**RECORD SET:**
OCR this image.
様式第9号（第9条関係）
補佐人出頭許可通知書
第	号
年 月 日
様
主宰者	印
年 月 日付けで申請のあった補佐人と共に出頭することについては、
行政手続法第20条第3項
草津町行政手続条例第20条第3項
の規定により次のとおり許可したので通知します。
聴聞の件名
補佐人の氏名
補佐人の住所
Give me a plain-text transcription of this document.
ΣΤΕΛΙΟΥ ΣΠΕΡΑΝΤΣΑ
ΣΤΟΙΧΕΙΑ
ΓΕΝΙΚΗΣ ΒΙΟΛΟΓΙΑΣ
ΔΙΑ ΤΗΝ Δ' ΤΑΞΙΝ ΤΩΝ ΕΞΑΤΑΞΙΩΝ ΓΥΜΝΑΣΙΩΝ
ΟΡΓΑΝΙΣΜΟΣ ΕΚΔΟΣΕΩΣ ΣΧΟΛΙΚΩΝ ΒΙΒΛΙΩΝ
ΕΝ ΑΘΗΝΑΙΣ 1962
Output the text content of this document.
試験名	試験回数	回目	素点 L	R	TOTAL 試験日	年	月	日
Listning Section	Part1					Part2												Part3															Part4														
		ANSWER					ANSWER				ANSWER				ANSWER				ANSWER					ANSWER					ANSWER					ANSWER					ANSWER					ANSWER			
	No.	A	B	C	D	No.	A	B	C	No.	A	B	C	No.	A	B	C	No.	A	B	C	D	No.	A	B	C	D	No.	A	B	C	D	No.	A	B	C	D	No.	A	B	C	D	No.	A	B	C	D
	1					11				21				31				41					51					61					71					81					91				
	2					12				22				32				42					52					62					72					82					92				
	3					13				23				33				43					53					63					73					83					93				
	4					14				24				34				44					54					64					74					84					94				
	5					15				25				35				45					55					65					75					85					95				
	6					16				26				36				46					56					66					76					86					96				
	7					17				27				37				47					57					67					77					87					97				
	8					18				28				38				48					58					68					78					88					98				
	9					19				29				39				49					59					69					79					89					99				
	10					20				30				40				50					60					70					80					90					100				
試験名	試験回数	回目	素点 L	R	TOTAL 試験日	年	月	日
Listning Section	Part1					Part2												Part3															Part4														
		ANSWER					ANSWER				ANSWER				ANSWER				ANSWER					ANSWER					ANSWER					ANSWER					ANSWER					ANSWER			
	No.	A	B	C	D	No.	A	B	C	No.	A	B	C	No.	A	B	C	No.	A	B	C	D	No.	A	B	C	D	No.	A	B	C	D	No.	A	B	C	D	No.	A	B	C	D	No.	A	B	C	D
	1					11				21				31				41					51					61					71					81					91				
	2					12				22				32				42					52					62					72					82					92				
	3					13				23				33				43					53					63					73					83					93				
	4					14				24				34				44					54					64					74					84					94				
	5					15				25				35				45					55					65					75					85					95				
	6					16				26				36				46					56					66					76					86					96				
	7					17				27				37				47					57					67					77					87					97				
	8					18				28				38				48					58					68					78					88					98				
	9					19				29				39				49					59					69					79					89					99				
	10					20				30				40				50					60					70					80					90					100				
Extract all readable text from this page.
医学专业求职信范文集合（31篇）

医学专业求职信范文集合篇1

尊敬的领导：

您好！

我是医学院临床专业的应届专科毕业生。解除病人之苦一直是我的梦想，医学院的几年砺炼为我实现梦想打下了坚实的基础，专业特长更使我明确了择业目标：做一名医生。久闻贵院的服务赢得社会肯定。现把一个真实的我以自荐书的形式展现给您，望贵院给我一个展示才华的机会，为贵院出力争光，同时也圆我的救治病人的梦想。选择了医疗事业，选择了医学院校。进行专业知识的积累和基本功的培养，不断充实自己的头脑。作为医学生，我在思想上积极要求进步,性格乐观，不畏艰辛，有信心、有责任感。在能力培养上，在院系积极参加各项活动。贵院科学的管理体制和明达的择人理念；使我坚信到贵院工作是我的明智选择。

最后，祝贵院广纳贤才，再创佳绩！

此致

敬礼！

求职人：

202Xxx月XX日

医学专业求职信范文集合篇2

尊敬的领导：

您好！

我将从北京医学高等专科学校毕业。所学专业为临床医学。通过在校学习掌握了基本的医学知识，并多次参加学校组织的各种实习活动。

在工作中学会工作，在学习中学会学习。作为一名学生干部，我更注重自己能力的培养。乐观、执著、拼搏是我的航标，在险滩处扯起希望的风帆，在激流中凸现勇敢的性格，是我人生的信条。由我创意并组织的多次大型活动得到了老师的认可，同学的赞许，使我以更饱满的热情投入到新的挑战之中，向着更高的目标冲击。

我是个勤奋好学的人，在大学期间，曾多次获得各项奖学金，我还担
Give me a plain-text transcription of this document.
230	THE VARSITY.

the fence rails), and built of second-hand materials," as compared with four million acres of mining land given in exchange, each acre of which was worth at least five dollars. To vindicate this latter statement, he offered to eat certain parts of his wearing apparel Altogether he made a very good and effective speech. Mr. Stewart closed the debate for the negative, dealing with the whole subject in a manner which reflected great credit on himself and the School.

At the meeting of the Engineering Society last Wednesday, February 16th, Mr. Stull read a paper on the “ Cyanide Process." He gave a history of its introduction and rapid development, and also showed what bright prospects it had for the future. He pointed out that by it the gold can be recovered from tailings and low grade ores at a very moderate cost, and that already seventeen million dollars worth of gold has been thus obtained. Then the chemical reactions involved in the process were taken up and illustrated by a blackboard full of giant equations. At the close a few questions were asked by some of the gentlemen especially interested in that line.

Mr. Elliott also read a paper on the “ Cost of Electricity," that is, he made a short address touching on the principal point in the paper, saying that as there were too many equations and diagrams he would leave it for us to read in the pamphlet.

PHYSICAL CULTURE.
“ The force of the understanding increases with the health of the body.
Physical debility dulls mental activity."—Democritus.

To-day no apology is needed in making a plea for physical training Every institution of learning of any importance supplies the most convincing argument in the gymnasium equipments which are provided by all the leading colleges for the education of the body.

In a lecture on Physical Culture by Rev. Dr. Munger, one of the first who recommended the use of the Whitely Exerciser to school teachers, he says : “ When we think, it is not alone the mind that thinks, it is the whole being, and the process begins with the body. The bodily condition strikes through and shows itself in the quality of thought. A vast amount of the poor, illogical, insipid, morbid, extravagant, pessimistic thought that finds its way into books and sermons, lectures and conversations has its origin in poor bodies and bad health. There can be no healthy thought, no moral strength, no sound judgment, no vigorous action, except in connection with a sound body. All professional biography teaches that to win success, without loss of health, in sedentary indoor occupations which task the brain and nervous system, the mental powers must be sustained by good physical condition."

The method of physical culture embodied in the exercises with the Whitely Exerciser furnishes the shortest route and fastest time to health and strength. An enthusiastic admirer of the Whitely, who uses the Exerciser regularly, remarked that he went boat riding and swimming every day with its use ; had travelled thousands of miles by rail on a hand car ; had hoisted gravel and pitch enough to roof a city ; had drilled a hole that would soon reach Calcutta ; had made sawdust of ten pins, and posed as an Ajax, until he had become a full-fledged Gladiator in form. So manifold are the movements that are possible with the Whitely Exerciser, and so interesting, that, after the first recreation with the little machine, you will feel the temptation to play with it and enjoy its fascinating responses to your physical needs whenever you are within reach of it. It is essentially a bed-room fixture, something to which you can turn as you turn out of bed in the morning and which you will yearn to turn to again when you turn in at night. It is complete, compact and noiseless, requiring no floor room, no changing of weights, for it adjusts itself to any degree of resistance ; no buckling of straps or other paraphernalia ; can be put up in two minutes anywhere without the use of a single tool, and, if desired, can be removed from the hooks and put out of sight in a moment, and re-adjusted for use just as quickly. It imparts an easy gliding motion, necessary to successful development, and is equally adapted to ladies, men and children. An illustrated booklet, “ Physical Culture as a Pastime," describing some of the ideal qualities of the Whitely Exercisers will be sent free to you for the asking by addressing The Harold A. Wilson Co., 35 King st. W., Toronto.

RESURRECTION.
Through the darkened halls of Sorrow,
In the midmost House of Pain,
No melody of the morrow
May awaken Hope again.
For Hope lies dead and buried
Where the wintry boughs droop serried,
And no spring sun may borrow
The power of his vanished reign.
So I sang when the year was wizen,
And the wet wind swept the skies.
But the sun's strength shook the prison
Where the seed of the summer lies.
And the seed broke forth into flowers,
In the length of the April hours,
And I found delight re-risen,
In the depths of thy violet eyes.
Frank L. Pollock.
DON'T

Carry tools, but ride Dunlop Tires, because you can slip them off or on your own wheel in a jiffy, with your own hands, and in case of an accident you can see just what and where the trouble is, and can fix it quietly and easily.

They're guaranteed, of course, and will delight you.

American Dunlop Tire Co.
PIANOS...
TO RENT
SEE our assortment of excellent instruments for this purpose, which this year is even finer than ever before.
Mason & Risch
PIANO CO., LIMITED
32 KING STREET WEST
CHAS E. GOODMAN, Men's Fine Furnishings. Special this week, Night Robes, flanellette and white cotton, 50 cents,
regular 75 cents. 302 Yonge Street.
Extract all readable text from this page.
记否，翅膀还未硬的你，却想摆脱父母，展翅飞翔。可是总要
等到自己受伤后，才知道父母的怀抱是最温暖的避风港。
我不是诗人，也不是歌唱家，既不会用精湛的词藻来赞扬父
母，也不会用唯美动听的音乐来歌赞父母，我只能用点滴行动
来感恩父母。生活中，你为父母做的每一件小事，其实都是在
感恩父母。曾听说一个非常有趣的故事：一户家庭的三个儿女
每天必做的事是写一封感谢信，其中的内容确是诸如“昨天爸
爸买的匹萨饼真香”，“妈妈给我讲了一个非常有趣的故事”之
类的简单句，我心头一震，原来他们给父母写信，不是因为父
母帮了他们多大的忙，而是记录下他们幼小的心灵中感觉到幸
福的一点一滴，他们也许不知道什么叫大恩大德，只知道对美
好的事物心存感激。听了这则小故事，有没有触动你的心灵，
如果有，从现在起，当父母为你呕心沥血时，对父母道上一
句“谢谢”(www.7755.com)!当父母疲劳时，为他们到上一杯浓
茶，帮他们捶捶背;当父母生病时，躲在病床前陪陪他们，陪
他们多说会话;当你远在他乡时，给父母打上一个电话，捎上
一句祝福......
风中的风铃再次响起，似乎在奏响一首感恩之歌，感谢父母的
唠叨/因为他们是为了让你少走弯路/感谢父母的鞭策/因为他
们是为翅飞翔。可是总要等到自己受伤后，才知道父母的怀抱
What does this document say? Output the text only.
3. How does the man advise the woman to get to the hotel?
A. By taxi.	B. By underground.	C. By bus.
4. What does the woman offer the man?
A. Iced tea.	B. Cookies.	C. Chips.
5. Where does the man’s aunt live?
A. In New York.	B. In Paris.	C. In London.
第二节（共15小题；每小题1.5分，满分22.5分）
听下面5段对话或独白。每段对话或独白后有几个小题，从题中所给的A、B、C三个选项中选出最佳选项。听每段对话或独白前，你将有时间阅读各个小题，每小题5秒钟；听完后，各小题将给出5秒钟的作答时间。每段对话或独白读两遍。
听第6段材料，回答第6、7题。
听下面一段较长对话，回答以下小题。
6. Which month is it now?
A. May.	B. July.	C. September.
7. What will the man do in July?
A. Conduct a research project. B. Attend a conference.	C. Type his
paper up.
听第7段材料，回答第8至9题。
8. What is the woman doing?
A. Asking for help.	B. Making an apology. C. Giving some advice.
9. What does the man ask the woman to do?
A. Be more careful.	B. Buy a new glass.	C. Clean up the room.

**SHORT PROBLEM:** Search the listing above for the string "Output". Copy every line that contains it.

**WORKED SOLUTION:**
Output the text content of this document.
What does this document say? Output the text only.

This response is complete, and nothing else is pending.